┌─ Record set
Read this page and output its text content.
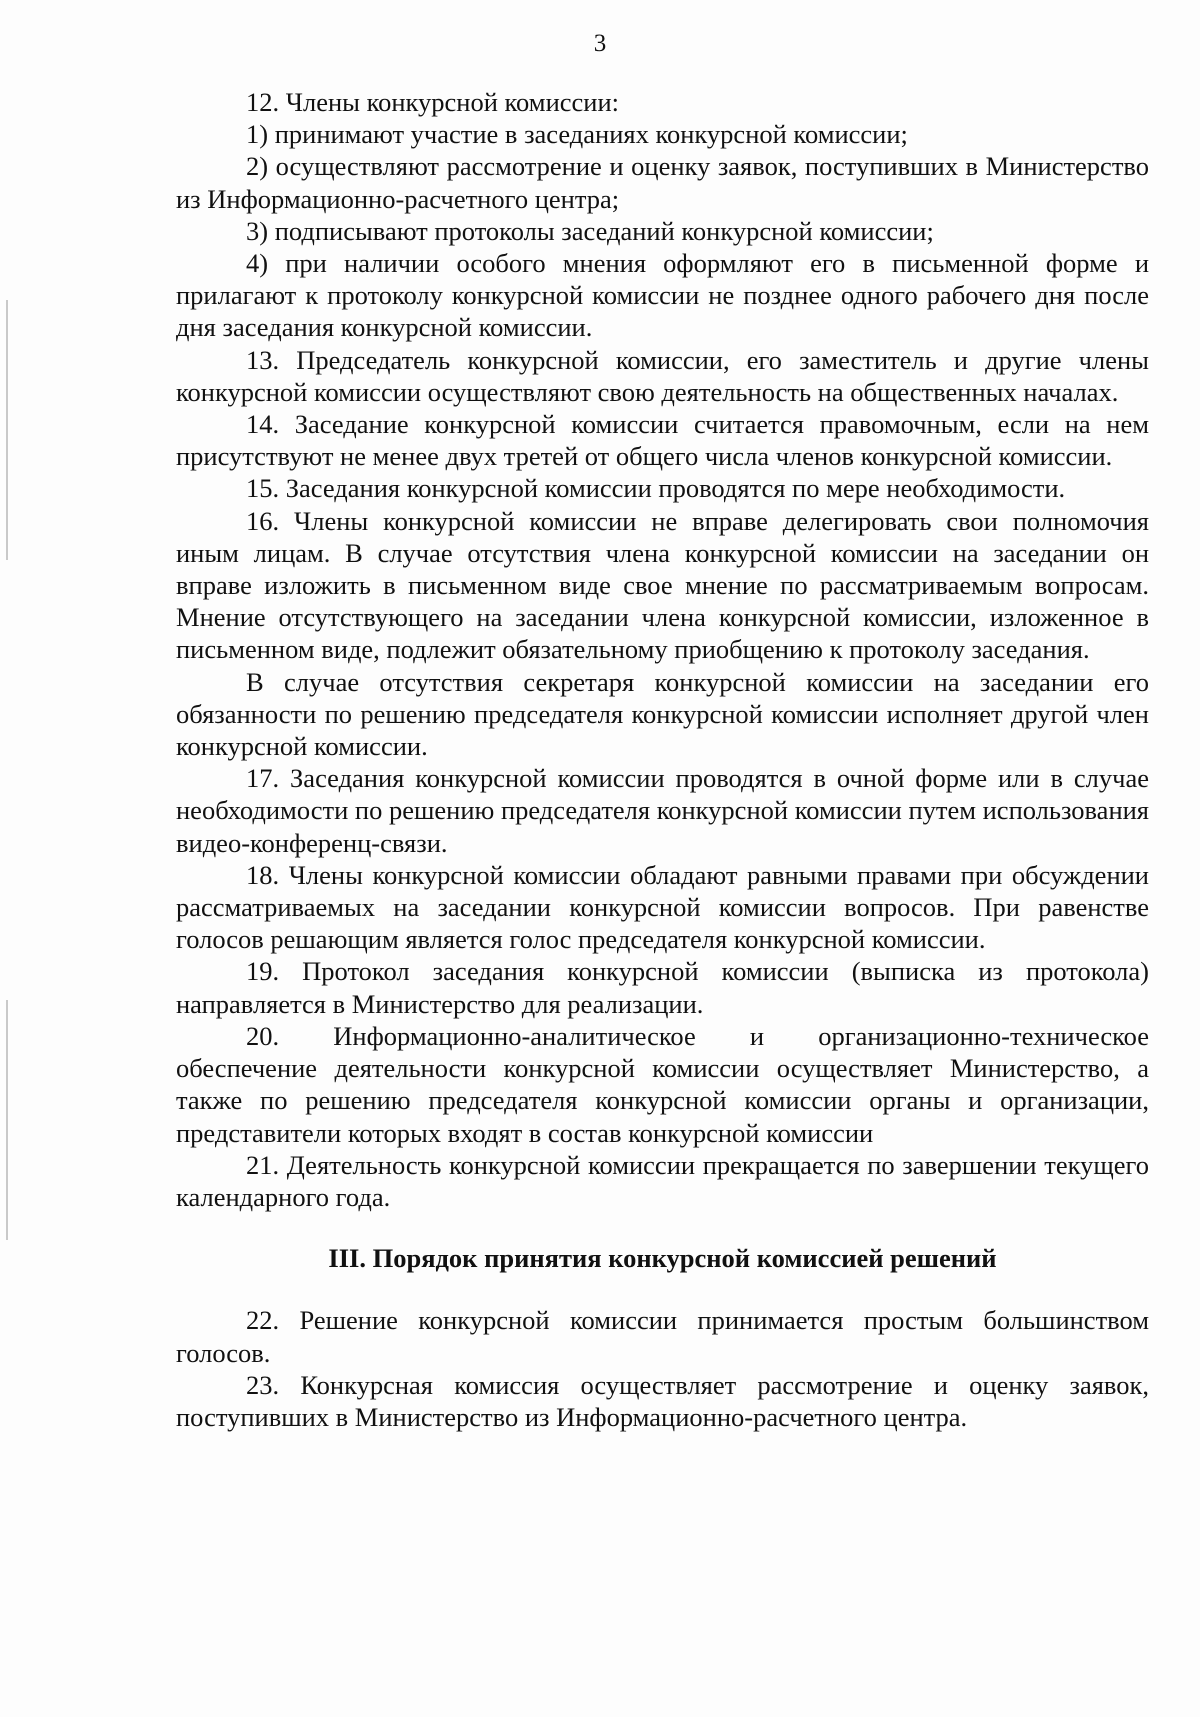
3

12. Члены конкурсной комиссии:

1) принимают участие в заседаниях конкурсной комиссии;

2) осуществляют рассмотрение и оценку заявок, поступивших в Министерство из Информационно-расчетного центра;

3) подписывают протоколы заседаний конкурсной комиссии;

4) при наличии особого мнения оформляют его в письменной форме и прилагают к протоколу конкурсной комиссии не позднее одного рабочего дня после дня заседания конкурсной комиссии.

13. Председатель конкурсной комиссии, его заместитель и другие члены конкурсной комиссии осуществляют свою деятельность на общественных началах.

14. Заседание конкурсной комиссии считается правомочным, если на нем присутствуют не менее двух третей от общего числа членов конкурсной комиссии.

15. Заседания конкурсной комиссии проводятся по мере необходимости.

16. Члены конкурсной комиссии не вправе делегировать свои полномочия иным лицам. В случае отсутствия члена конкурсной комиссии на заседании он вправе изложить в письменном виде свое мнение по рассматриваемым вопросам. Мнение отсутствующего на заседании члена конкурсной комиссии, изложенное в письменном виде, подлежит обязательному приобщению к протоколу заседания.

В случае отсутствия секретаря конкурсной комиссии на заседании его обязанности по решению председателя конкурсной комиссии исполняет другой член конкурсной комиссии.

17. Заседания конкурсной комиссии проводятся в очной форме или в случае необходимости по решению председателя конкурсной комиссии путем использования видео-конференц-связи.

18. Члены конкурсной комиссии обладают равными правами при обсуждении рассматриваемых на заседании конкурсной комиссии вопросов. При равенстве голосов решающим является голос председателя конкурсной комиссии.

19. Протокол заседания конкурсной комиссии (выписка из протокола) направляется в Министерство для реализации.

20. Информационно-аналитическое и организационно-техническое обеспечение деятельности конкурсной комиссии осуществляет Министерство, а также по решению председателя конкурсной комиссии органы и организации, представители которых входят в состав конкурсной комиссии

21. Деятельность конкурсной комиссии прекращается по завершении текущего календарного года.

III. Порядок принятия конкурсной комиссией решений

22. Решение конкурсной комиссии принимается простым большинством голосов.

23. Конкурсная комиссия осуществляет рассмотрение и оценку заявок, поступивших в Министерство из Информационно-расчетного центра.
└─
#### What you will do:
Each line above that includes "оценку" should be shown.

#### Reply to the exercise:
2) осуществляют рассмотрение и оценку заявок, поступивших в Министерство из Информационно-расчетного центра;
23. Конкурсная комиссия осуществляет рассмотрение и оценку заявок, поступивших в Министерство из Информационно-расчетного центра.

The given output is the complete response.